Request. Copy out all lines in the data below containing the string "maio".

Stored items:
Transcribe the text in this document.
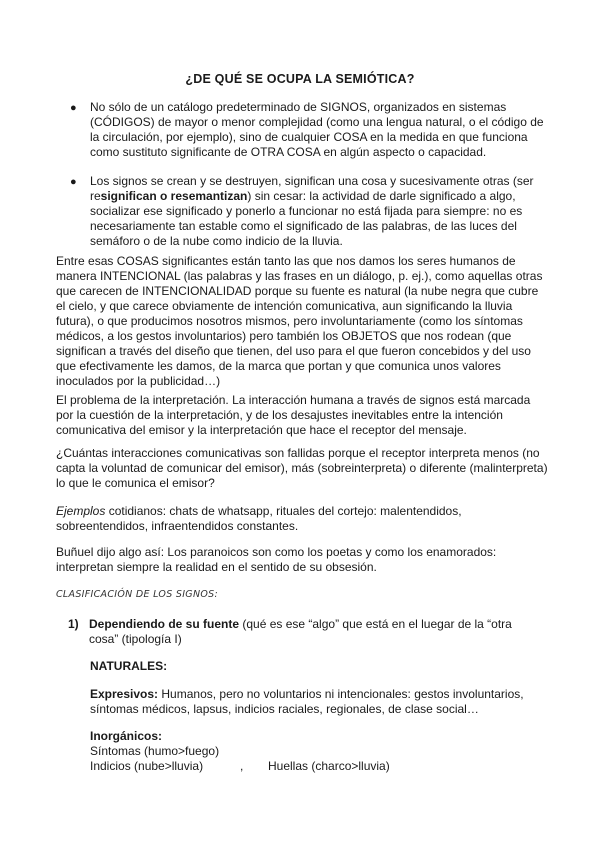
¿DE QUÉ SE OCUPA LA SEMIÓTICA?
● No sólo de un catálogo predeterminado de SIGNOS, organizados en sistemas (CÓDIGOS) de mayor o menor complejidad (como una lengua natural, o el código de la circulación, por ejemplo), sino de cualquier COSA en la medida en que funciona como sustituto significante de OTRA COSA en algún aspecto o capacidad.
● Los signos se crean y se destruyen, significan una cosa y sucesivamente otras (ser resignifican o resemantizan) sin cesar: la actividad de darle significado a algo, socializar ese significado y ponerlo a funcionar no está fijada para siempre: no es necesariamente tan estable como el significado de las palabras, de las luces del semáforo o de la nube como indicio de la lluvia.
Entre esas COSAS significantes están tanto las que nos damos los seres humanos de manera INTENCIONAL (las palabras y las frases en un diálogo, p. ej.), como aquellas otras que carecen de INTENCIONALIDAD porque su fuente es natural (la nube negra que cubre el cielo, y que carece obviamente de intención comunicativa, aun significando la lluvia futura), o que producimos nosotros mismos, pero involuntariamente (como los síntomas médicos, a los gestos involuntarios) pero también los OBJETOS que nos rodean (que significan a través del diseño que tienen, del uso para el que fueron concebidos y del uso que efectivamente les damos, de la marca que portan y que comunica unos valores inoculados por la publicidad…)
El problema de la interpretación. La interacción humana a través de signos está marcada por la cuestión de la interpretación, y de los desajustes inevitables entre la intención comunicativa del emisor y la interpretación que hace el receptor del mensaje.
¿Cuántas interacciones comunicativas son fallidas porque el receptor interpreta menos (no capta la voluntad de comunicar del emisor), más (sobreinterpreta) o diferente (malinterpreta) lo que le comunica el emisor?
Ejemplos cotidianos: chats de whatsapp, rituales del cortejo: malentendidos, sobreentendidos, infraentendidos constantes.
Buñuel dijo algo así: Los paranoicos son como los poetas y como los enamorados: interpretan siempre la realidad en el sentido de su obsesión.
CLASIFICACIÓN DE LOS SIGNOS:
1) Dependiendo de su fuente (qué es ese “algo” que está en el luegar de la “otra cosa” (tipología I)
NATURALES:
Expresivos: Humanos, pero no voluntarios ni intencionales: gestos involuntarios, síntomas médicos, lapsus, indicios raciales, regionales, de clase social…
Inorgánicos:
Síntomas (humo>fuego)
Indicios (nube>lluvia)	, Huellas (charco>lluvia)
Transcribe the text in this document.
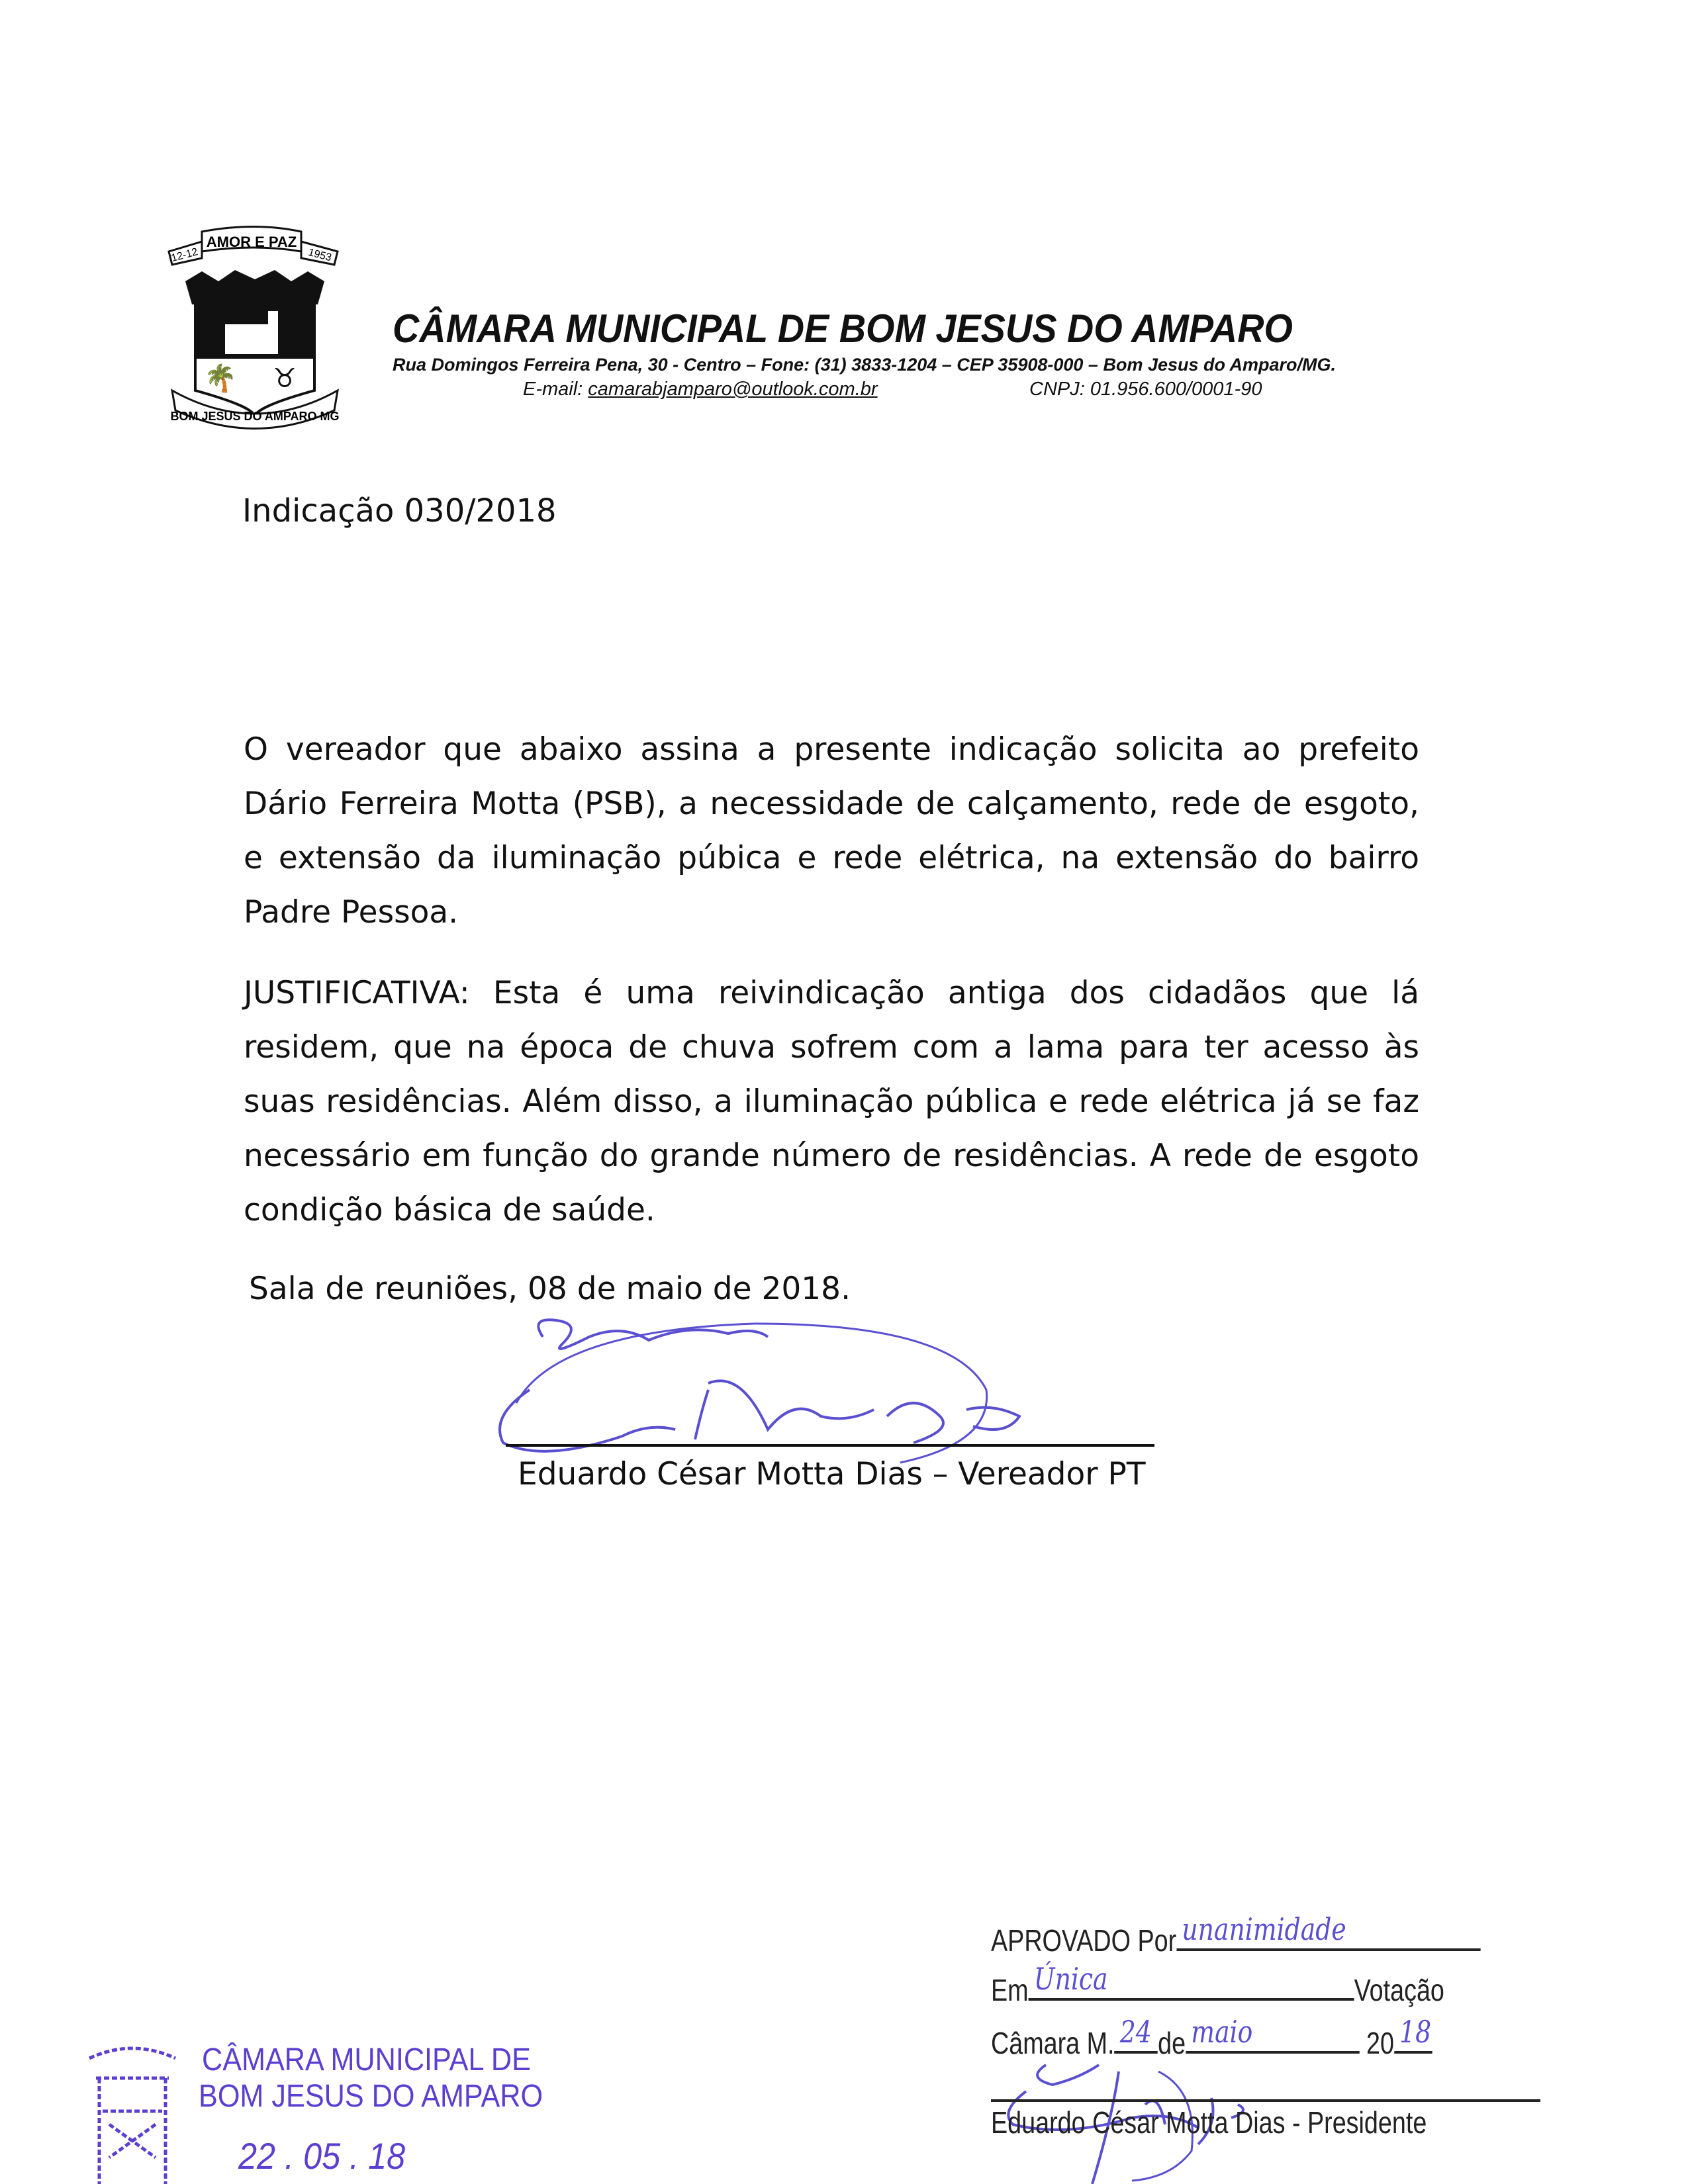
AMOR E PAZ
12-12	1953
🌴 ♉
BOM JESUS DO AMPARO MG
CÂMARA MUNICIPAL DE BOM JESUS DO AMPARO
Rua Domingos Ferreira Pena, 30 - Centro – Fone: (31) 3833-1204 – CEP 35908-000 – Bom Jesus do Amparo/MG.
E-mail: camarabjamparo@outlook.com.br	CNPJ: 01.956.600/0001-90
Indicação 030/2018
O vereador que abaixo assina a presente indicação solicita ao prefeito Dário Ferreira Motta (PSB), a necessidade de calçamento, rede de esgoto, e extensão da iluminação púbica e rede elétrica, na extensão do bairro Padre Pessoa.
JUSTIFICATIVA: Esta é uma reivindicação antiga dos cidadãos que lá residem, que na época de chuva sofrem com a lama para ter acesso às suas residências. Além disso, a iluminação pública e rede elétrica já se faz necessário em função do grande número de residências. A rede de esgoto condição básica de saúde.
Sala de reuniões, 08 de maio de 2018.
Eduardo César Motta Dias – Vereador PT
APROVADO Por unanimidade
Em Única	Votação
Câmara M. 24 de maio	20 18
Eduardo César Motta Dias - Presidente
CÂMARA MUNICIPAL DE
BOM JESUS DO AMPARO
22 . 05 . 18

Full answer.
Sala de reuniões, 08 de maio de 2018.
Câmara M. 24 de maio	20 18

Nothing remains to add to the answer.